Instruction A:
Can you copy word for word the stretch of the Treasury yields commentary from "Back in June" through "and rightly so."?
Instruction B:
Can you carry on the commentary about Treasury yields and falling prices, starting right after its final sentence?

Page extract start

After yesterday's news of a sharp drop in consumer prices, which came on the heels of something similar in wholesale prices the day before, traders in government securities took the hint. Yesterday's closing yield of 3.391% for the benchmark 10-year Treasury isn't the lowest we've seen, but it's getting close.
Back in June 2003, the 10-year briefly dipped to the then-astounding low of just under 3.10%. At the time, some observers of the financial scene said the trough would stand for generations as a low-water mark. A reasonable call at the time, based on the available information. But the forecast has been abandoned in light of recent trends, and rightly so.
The economic news of late gives reason to think that the 2003 may soon give way. In the current environment, any news of weakening demand promotes the expectation that prices generally will fade for the foreseeable future. The latest example comes in this morning's update on initial jobless claims, which jumped again last week, rising to 542,000, the highest since 1992. The message in this leading indicator is clear: The labor market will shed jobs for the foreseeable future. Unfortunately, there's a surplus of similarly discouraging trends in everything from retail sales to manufacturing activity. Pricing power, as a result, grows weaker by the day, and shift is quickly being reflected in interest rates, as recent changes in the Treasury yield curve remind.

Page extract end
Information supplied start

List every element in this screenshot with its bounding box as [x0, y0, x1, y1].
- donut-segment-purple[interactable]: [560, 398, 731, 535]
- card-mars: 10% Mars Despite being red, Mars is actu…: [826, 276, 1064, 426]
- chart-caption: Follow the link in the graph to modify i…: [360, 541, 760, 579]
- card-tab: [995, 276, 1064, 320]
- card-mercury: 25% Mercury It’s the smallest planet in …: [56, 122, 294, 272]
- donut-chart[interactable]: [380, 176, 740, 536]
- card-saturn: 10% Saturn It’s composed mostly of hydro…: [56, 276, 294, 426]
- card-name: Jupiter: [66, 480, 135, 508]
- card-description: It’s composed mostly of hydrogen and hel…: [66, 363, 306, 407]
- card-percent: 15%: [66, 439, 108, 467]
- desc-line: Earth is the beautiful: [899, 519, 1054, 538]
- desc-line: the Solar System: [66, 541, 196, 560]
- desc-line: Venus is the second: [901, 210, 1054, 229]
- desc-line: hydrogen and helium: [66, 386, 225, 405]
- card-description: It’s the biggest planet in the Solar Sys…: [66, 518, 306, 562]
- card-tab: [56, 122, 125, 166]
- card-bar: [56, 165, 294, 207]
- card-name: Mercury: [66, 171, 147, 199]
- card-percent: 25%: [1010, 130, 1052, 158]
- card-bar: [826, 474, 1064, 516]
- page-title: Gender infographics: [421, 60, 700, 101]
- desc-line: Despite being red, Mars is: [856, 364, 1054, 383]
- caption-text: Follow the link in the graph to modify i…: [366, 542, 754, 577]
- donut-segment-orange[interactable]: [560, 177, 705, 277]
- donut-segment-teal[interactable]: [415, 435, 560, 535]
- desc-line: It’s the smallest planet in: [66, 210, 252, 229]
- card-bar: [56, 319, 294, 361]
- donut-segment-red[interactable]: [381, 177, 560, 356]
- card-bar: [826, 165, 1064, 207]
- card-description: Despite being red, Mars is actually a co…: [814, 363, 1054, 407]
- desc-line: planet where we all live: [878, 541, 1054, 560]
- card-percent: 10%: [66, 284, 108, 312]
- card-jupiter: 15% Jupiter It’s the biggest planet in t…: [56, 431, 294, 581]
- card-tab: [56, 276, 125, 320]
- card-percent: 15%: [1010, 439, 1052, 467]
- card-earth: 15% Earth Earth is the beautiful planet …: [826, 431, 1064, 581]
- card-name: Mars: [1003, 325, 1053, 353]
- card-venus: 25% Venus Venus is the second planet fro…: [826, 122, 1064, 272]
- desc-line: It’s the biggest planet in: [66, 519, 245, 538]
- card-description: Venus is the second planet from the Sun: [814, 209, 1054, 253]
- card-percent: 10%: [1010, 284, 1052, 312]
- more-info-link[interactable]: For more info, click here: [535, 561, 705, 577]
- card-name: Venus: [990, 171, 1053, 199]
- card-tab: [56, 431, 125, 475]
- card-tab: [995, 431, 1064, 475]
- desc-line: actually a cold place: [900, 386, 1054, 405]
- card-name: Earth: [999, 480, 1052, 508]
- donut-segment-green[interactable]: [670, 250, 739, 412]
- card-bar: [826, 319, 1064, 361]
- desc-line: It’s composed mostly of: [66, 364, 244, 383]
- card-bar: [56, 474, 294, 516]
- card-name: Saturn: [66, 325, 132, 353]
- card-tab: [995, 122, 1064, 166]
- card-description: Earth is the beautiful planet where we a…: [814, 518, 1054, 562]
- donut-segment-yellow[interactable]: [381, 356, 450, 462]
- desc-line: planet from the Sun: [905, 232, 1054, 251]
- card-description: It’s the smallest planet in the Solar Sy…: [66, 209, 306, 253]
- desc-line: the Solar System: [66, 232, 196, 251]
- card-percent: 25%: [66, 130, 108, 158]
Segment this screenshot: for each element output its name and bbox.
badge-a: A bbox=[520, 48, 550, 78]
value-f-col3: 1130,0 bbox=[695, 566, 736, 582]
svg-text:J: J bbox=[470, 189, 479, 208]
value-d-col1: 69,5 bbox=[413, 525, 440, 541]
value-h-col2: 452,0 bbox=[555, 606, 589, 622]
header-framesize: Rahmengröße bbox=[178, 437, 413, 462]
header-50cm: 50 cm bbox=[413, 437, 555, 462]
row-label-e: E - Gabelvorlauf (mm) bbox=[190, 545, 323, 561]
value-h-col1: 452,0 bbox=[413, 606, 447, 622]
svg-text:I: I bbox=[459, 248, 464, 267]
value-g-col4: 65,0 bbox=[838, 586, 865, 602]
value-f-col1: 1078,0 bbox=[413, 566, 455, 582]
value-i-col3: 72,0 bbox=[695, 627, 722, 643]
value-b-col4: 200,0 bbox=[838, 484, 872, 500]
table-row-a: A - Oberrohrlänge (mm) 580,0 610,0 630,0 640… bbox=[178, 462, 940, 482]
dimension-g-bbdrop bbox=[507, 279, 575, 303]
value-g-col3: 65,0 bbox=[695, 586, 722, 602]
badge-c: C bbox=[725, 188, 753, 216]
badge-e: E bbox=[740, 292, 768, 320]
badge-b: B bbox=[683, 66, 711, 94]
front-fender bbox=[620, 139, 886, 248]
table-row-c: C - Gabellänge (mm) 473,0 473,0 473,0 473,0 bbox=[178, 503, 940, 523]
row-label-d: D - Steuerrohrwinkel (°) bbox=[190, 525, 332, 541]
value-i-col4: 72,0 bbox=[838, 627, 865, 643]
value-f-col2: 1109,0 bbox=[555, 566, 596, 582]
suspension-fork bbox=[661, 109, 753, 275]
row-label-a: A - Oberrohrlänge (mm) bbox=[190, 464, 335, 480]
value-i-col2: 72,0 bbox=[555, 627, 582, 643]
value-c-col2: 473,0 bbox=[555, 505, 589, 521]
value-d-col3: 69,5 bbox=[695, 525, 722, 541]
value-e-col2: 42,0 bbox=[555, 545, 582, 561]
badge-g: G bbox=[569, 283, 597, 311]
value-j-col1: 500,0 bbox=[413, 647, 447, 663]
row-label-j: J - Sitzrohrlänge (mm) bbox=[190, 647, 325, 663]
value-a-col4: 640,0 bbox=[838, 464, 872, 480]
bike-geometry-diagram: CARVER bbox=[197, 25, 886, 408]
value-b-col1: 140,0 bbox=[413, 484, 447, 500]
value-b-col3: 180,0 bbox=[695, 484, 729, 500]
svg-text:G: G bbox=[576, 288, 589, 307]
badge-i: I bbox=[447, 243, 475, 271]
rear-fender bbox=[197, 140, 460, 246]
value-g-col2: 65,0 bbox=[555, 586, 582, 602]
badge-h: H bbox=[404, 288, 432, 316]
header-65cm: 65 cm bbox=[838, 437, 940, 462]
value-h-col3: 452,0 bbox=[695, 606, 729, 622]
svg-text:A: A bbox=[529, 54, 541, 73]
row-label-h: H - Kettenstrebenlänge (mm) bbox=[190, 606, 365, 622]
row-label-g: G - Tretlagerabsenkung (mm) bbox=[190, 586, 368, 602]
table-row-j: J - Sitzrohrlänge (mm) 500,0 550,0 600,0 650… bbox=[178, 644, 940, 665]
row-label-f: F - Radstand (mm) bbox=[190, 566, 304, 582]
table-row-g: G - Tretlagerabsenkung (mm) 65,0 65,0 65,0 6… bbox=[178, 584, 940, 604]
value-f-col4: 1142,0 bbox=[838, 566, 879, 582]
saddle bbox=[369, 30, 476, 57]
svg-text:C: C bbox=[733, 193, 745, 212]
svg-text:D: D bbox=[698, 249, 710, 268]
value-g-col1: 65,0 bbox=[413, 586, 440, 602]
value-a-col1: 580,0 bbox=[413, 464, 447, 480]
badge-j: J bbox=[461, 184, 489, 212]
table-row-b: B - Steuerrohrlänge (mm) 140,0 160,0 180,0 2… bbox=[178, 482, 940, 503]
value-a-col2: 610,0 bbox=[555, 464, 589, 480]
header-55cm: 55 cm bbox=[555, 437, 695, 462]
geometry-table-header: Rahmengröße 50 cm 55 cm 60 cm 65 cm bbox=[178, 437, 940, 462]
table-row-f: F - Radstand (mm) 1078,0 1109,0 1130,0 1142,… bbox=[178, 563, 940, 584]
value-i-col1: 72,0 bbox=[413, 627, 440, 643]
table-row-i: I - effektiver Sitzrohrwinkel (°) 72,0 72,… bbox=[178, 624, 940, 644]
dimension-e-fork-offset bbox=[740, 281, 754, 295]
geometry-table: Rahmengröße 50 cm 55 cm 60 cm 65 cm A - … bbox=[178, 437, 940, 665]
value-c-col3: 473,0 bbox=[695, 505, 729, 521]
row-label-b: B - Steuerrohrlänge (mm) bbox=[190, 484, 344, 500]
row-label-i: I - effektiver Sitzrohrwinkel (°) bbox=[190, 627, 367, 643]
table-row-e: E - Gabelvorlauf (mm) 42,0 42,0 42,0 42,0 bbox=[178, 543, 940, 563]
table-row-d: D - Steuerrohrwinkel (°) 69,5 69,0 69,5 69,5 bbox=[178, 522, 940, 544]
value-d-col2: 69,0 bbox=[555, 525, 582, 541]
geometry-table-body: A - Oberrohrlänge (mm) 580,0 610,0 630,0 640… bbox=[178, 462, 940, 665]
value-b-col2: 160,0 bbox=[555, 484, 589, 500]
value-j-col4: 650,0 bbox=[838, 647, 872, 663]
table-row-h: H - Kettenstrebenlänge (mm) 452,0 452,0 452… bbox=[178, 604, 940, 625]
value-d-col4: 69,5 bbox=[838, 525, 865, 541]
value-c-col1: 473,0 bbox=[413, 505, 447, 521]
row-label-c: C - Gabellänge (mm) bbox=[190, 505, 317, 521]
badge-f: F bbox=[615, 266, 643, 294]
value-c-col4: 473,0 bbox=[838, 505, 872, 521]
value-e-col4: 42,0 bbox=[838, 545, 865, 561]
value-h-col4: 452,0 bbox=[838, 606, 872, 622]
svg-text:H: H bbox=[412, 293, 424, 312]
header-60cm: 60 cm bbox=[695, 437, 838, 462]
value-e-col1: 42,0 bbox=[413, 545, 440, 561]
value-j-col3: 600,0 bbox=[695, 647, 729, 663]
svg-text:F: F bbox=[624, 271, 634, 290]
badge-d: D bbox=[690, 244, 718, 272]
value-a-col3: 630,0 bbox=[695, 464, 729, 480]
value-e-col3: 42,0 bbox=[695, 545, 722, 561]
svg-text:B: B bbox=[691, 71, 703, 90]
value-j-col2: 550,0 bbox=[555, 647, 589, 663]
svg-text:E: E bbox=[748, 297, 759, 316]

Information supplied end

Final result A:
Back in June 2003, the 10-year briefly dipped to the then-astounding low of just under 3.10%. At the time, some observers of the financial scene said the trough would stand for generations as a low-water mark. A reasonable call at the time, based on the available information. But the forecast has been abandoned in light of recent trends, and rightly so.

Final result B:
No wonder, then, that the inflation forecast coming out of the Treasury market has crashed. As of last night's close, the 10-year forecast for inflation was an annualized 0.4%, based on the yield spread between the nominal and inflation-indexed 10-year Treasury (see chart below). As recently as October 22, this inflation outlook was over 1% and just this past July it was above 2%.
The change in the state of economic and financial affairs in the past year or so -- the past two months! -- has been extraordinary, perhaps unprecedented in the modern age in terms of the pace and depth of the reversal. The magnitude of the change suggests that the recovery will be slow in coming and even then the rebound may be weak for an extended period. The smoking gun for this prediction comes via the generally high level of indebtedness among consumers. Leading the charge is the still-sinking real estate market, which continues to pressure household finances. The burden, already heavy, will be even more onerous if and when deflation arrives in earnest.
The main threat in all of this is the fear that the financial pain becomes negatively self reinforcing. The elevated challenge of paying off debts convinces consumers to steer clear of the shopping malls, which in turn weighs heavily on economic growth, which contributes to job destruction, which pushes prices lower, which makes debt servicing tougher, and round and round we go.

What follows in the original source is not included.